## Ziel der Übung
Führe den Artikel über die Lithiumsuche in Argentinien im Anschluss an seinen letzten Satz weiter.

## Textauszug

◇ ◇ ◇ ◇ ◇

# taz.de -- Lithium in Lateinamerika: Alle wollen es, alle brauchen es
       
       > Der Geologe Micha Zauner sucht in Argentinien nach Lithium für die
       > deutsche Industrie. Er will es nachhaltiger abbauen als andere. Geht das
       > überhaupt?
       
 (IMG) Bild: 30 Kilometer von Micha Zauners Lithium-Bohrproben entfernt haben die Vicuñas das goldgelb-schimmernde Wasser noch für sich
       
       El Peñón Micha Zauner holpert mit seinem silberfarbenen Geländewagen durch
       die Geröllwüste im Nordwesten Argentiniens. Rosa, gelb, schneeweiß, rostrot
       – die Hügel und Berge rechts und links der Piste leuchten bunt, sie stecken
       voller seltener Mineralien. Zauner kneift die Augen in der Sonne zusammen,
       schaut aus den Autofenstern in alle Richtungen, ist auf der Suche. Auf der
       Suche nach seinen Kollegen, die irgendwo hier eine Probebohrung machen
       sollen. Und letzten Endes auf der Suche nach Lithium für die deutsche
       Industrie.

◇ ◇ ◇ ◇ ◇

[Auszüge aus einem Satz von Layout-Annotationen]
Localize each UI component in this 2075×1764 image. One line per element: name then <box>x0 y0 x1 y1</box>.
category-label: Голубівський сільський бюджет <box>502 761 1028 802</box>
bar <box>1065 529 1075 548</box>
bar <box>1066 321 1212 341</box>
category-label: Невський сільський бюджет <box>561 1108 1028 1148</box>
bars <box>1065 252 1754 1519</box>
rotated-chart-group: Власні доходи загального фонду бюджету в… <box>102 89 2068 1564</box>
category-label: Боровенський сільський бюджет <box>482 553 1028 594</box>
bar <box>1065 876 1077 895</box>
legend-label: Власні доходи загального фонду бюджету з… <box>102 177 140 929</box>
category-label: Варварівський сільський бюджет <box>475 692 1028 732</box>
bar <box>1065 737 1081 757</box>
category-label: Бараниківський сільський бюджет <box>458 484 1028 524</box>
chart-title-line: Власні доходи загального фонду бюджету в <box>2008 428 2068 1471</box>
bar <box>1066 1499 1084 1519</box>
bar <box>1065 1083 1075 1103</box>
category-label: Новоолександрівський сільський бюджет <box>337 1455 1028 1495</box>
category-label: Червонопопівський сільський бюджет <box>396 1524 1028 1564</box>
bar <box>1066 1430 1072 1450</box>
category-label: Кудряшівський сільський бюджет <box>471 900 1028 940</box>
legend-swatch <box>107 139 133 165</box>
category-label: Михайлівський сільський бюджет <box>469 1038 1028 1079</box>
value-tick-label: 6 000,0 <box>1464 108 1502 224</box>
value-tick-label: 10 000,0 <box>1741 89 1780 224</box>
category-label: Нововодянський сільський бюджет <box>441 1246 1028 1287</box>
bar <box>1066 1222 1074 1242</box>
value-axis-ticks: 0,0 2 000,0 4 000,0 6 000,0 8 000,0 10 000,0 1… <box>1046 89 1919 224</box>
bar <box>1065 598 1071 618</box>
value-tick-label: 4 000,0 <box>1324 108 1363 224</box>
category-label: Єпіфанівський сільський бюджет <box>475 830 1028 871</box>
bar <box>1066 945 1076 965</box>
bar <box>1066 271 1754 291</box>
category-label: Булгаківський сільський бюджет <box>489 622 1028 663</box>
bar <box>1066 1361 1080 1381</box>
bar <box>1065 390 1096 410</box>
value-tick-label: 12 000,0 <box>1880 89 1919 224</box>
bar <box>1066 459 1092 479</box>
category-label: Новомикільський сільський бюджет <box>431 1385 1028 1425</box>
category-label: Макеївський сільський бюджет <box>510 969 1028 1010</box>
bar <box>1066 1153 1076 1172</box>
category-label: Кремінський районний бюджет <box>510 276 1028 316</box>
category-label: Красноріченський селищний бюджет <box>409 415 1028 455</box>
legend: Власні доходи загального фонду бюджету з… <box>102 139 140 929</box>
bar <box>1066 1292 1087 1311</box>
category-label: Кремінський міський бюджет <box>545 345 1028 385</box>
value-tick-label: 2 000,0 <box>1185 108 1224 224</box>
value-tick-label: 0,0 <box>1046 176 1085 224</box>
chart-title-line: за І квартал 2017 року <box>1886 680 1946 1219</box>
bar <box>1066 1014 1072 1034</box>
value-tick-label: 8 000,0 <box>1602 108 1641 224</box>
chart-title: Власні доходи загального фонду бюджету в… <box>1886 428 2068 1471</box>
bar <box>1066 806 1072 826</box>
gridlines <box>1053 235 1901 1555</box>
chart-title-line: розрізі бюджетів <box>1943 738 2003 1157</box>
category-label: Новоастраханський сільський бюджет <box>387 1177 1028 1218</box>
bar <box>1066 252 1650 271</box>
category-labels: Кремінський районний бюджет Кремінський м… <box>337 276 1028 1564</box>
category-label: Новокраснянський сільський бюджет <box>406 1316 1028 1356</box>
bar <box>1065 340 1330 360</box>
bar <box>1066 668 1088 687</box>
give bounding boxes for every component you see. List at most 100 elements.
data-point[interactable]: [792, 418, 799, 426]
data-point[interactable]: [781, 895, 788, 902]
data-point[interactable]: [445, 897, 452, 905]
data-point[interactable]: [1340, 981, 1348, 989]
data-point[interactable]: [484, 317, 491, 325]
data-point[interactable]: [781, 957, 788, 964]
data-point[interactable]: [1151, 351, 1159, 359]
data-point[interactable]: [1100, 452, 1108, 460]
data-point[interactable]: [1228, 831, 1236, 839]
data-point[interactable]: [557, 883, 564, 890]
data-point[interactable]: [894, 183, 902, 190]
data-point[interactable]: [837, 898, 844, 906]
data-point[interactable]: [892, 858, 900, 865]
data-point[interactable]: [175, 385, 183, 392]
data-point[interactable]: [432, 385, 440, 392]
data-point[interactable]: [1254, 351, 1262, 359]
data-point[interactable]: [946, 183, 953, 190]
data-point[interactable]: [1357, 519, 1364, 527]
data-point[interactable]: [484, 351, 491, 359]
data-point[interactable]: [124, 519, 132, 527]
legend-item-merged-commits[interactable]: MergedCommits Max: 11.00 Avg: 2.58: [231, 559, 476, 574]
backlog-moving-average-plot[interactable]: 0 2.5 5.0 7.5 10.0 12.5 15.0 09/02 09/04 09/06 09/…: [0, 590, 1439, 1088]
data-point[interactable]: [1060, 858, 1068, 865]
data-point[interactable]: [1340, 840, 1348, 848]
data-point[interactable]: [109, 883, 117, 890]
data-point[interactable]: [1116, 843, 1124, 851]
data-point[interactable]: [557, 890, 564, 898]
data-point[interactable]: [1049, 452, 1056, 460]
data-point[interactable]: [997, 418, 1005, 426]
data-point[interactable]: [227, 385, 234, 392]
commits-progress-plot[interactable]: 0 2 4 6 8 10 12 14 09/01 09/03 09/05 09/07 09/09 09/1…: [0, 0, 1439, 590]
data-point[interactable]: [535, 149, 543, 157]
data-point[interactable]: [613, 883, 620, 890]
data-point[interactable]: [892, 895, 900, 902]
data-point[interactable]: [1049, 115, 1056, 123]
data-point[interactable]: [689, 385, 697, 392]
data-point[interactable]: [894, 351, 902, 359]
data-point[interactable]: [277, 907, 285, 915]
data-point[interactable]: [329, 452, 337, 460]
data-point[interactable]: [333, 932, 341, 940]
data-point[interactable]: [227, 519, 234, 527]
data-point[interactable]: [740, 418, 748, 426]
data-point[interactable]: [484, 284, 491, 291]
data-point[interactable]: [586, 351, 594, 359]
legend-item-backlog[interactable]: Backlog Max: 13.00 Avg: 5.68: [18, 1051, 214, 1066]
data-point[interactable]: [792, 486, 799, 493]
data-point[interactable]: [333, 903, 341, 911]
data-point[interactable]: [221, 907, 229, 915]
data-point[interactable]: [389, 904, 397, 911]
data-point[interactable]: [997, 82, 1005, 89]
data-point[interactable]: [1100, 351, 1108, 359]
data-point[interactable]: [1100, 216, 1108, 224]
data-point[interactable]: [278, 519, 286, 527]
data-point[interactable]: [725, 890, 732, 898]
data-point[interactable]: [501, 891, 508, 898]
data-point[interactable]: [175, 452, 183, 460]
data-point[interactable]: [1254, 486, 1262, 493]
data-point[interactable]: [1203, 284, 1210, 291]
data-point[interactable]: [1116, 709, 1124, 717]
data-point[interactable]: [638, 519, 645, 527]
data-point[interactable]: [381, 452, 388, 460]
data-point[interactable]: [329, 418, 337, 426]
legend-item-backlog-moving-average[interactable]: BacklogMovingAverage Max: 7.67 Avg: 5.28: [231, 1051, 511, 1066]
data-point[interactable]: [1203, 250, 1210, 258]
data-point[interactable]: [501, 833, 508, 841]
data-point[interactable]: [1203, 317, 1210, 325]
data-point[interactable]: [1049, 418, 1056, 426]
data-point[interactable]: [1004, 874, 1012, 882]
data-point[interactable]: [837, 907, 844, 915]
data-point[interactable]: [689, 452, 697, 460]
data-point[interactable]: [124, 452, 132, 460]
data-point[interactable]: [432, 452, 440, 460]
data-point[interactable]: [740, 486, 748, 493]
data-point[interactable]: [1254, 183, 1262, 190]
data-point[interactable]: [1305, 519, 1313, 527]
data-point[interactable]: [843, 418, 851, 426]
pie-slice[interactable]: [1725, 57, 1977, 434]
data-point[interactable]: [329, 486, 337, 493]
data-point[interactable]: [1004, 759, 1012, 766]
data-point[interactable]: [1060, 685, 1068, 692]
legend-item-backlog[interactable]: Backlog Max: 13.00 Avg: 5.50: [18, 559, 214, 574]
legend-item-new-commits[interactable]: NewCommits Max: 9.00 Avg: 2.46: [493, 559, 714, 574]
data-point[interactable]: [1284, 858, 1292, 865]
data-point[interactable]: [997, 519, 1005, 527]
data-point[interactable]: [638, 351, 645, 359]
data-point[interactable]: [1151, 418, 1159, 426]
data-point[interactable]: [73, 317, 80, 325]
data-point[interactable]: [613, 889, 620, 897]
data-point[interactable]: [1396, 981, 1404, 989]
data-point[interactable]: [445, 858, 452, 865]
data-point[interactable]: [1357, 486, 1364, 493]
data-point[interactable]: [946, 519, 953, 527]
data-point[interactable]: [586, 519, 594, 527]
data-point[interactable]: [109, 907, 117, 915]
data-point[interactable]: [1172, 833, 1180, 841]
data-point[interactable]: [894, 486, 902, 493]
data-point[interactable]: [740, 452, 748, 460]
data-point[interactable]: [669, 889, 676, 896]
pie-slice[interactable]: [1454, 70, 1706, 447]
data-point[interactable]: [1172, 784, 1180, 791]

◇ ◇ ◇ ◇ ◇

## Antwort
       
       Das „weiße Gold“ ist zentral für eine Energiewende, wie Europas Green Deal
       sie vorsieht. Um Strom aus erneuerbaren Energien zu speichern, etwa in
       Elektroautos, braucht man große Batterien. Und für solche Akkus braucht man
       viel Lithium. Alle wollen und brauchen es, doch das Leichtmetall ist auf
       der Erde ganz und gar nicht gleichmäßig verteilt. Mehr als die Hälfte aller
       bekannten Vorkommen liegen hier oben in den Anden, rund um das
       Dreiländereck von Argentinien, Chile und Bolivien.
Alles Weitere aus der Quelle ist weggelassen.